EXERCISE GOAL — Print, exactly and completely, every entry in the data.

##### THE DATA #####

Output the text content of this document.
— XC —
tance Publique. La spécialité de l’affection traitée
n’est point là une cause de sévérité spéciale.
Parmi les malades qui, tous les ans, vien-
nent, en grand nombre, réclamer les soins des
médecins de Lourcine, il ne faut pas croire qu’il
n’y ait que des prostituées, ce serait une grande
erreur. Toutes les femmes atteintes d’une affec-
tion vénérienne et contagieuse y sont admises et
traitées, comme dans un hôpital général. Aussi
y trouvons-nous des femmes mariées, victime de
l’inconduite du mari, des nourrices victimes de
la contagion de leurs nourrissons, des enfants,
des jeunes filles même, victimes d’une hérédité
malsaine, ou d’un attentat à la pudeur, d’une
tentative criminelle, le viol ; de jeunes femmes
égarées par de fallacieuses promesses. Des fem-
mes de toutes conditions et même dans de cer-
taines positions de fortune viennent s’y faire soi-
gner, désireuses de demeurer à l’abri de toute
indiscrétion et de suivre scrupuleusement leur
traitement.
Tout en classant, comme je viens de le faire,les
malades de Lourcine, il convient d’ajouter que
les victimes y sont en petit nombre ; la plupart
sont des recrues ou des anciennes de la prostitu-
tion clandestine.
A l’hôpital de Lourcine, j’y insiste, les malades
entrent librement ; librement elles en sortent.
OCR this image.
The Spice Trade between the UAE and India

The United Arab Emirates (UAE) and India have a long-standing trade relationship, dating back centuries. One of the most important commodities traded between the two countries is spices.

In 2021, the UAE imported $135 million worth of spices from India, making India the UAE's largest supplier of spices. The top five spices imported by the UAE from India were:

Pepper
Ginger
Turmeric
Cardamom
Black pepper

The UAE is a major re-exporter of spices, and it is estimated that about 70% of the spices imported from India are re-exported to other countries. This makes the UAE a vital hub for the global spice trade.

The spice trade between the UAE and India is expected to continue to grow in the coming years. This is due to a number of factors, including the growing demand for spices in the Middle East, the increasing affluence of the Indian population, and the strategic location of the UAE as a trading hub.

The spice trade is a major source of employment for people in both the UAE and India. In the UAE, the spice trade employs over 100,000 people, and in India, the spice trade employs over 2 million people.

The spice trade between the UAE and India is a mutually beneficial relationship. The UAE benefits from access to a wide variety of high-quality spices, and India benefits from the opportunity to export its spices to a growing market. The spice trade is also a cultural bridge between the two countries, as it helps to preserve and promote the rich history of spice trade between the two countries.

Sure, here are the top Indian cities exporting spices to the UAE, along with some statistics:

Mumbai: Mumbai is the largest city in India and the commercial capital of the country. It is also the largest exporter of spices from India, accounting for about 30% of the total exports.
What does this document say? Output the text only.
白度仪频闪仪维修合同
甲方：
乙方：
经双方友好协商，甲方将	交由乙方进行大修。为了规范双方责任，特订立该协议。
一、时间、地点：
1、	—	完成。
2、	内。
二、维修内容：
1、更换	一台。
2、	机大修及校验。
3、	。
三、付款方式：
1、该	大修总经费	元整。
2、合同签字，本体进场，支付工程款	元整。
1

#####

SOLUTION FOR THIS PROBLEM —
Output the text content of this document.
— XC —
tance Publique. La spécialité de l’affection traitée
n’est point là une cause de sévérité spéciale.
Parmi les malades qui, tous les ans, vien-
nent, en grand nombre, réclamer les soins des
médecins de Lourcine, il ne faut pas croire qu’il
n’y ait que des prostituées, ce serait une grande
erreur. Toutes les femmes atteintes d’une affec-
tion vénérienne et contagieuse y sont admises et
traitées, comme dans un hôpital général. Aussi
y trouvons-nous des femmes mariées, victime de
l’inconduite du mari, des nourrices victimes de
la contagion de leurs nourrissons, des enfants,
des jeunes filles même, victimes d’une hérédité
malsaine, ou d’un attentat à la pudeur, d’une
tentative criminelle, le viol ; de jeunes femmes
égarées par de fallacieuses promesses. Des fem-
mes de toutes conditions et même dans de cer-
taines positions de fortune viennent s’y faire soi-
gner, désireuses de demeurer à l’abri de toute
indiscrétion et de suivre scrupuleusement leur
traitement.
Tout en classant, comme je viens de le faire,les
malades de Lourcine, il convient d’ajouter que
les victimes y sont en petit nombre ; la plupart
sont des recrues ou des anciennes de la prostitu-
tion clandestine.
A l’hôpital de Lourcine, j’y insiste, les malades
entrent librement ; librement elles en sortent.
OCR this image.
The Spice Trade between the UAE and India

The United Arab Emirates (UAE) and India have a long-standing trade relationship, dating back centuries. One of the most important commodities traded between the two countries is spices.

In 2021, the UAE imported $135 million worth of spices from India, making India the UAE's largest supplier of spices. The top five spices imported by the UAE from India were:

Pepper
Ginger
Turmeric
Cardamom
Black pepper

The UAE is a major re-exporter of spices, and it is estimated that about 70% of the spices imported from India are re-exported to other countries. This makes the UAE a vital hub for the global spice trade.

The spice trade between the UAE and India is expected to continue to grow in the coming years. This is due to a number of factors, including the growing demand for spices in the Middle East, the increasing affluence of the Indian population, and the strategic location of the UAE as a trading hub.

The spice trade is a major source of employment for people in both the UAE and India. In the UAE, the spice trade employs over 100,000 people, and in India, the spice trade employs over 2 million people.

The spice trade between the UAE and India is a mutually beneficial relationship. The UAE benefits from access to a wide variety of high-quality spices, and India benefits from the opportunity to export its spices to a growing market. The spice trade is also a cultural bridge between the two countries, as it helps to preserve and promote the rich history of spice trade between the two countries.

Sure, here are the top Indian cities exporting spices to the UAE, along with some statistics:

Mumbai: Mumbai is the largest city in India and the commercial capital of the country. It is also the largest exporter of spices from India, accounting for about 30% of the total exports.
What does this document say? Output the text only.
白度仪频闪仪维修合同
甲方：
乙方：
经双方友好协商，甲方将	交由乙方进行大修。为了规范双方责任，特订立该协议。
一、时间、地点：
1、	—	完成。
2、	内。
二、维修内容：
1、更换	一台。
2、	机大修及校验。
3、	。
三、付款方式：
1、该	大修总经费	元整。
2、合同签字，本体进场，支付工程款	元整。
1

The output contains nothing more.